- _Given instruction_
Repeat the material below verbatim, starting with its first line and continuing through the line that contains "y-tick-label: 5 (49, 1676, 67, 1707)", with both of those lines included.

Layout records:
****

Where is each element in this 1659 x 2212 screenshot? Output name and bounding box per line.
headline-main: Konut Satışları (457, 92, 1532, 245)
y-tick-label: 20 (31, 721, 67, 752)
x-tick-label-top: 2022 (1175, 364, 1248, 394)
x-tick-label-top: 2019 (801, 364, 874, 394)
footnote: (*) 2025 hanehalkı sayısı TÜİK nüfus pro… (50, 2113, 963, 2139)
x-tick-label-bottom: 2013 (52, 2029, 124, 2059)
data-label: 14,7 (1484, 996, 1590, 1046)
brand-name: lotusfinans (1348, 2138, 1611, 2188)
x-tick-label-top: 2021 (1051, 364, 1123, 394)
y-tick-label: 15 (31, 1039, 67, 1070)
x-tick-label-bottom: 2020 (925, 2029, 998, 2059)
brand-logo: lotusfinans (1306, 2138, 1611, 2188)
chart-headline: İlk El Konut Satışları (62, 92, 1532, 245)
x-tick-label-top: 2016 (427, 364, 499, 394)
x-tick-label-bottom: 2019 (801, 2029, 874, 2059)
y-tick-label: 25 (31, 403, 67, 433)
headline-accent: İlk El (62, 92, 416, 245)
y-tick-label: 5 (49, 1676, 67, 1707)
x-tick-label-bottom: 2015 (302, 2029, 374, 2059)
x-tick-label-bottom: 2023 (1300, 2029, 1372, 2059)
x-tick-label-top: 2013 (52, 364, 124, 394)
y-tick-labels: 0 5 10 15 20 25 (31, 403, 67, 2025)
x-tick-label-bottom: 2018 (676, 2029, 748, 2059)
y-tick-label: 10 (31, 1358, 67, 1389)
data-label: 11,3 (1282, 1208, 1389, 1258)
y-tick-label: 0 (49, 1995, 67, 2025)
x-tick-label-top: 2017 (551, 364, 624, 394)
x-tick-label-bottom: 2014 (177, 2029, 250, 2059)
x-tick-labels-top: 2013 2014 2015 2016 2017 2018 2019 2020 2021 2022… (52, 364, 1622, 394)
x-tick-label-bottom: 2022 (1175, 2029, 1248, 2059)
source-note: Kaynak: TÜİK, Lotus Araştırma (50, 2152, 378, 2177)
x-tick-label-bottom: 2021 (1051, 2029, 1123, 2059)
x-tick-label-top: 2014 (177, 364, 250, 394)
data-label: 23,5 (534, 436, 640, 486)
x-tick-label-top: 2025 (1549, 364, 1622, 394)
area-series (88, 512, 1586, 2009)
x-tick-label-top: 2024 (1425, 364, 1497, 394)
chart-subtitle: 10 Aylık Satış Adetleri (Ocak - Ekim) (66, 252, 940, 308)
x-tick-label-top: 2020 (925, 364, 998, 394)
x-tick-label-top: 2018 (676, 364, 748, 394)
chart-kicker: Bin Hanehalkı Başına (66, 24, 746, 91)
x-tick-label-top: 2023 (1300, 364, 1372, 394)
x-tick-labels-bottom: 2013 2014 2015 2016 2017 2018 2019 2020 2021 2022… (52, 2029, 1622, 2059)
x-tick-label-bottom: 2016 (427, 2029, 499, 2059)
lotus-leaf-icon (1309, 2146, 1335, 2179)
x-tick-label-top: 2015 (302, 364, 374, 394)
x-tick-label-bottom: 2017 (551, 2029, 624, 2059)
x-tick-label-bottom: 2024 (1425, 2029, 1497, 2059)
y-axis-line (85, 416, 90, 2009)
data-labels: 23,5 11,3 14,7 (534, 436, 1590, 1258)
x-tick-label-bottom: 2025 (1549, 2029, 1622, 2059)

****

- _Solution for this task_
Where is each element in this 1659 x 2212 screenshot? Output name and bounding box per line.
headline-main: Konut Satışları (457, 92, 1532, 245)
y-tick-label: 20 (31, 721, 67, 752)
x-tick-label-top: 2022 (1175, 364, 1248, 394)
x-tick-label-top: 2019 (801, 364, 874, 394)
footnote: (*) 2025 hanehalkı sayısı TÜİK nüfus pro… (50, 2113, 963, 2139)
x-tick-label-bottom: 2013 (52, 2029, 124, 2059)
data-label: 14,7 (1484, 996, 1590, 1046)
brand-name: lotusfinans (1348, 2138, 1611, 2188)
x-tick-label-top: 2021 (1051, 364, 1123, 394)
y-tick-label: 15 (31, 1039, 67, 1070)
x-tick-label-bottom: 2020 (925, 2029, 998, 2059)
brand-logo: lotusfinans (1306, 2138, 1611, 2188)
chart-headline: İlk El Konut Satışları (62, 92, 1532, 245)
x-tick-label-top: 2016 (427, 364, 499, 394)
x-tick-label-bottom: 2019 (801, 2029, 874, 2059)
y-tick-label: 25 (31, 403, 67, 433)
headline-accent: İlk El (62, 92, 416, 245)
y-tick-label: 5 (49, 1676, 67, 1707)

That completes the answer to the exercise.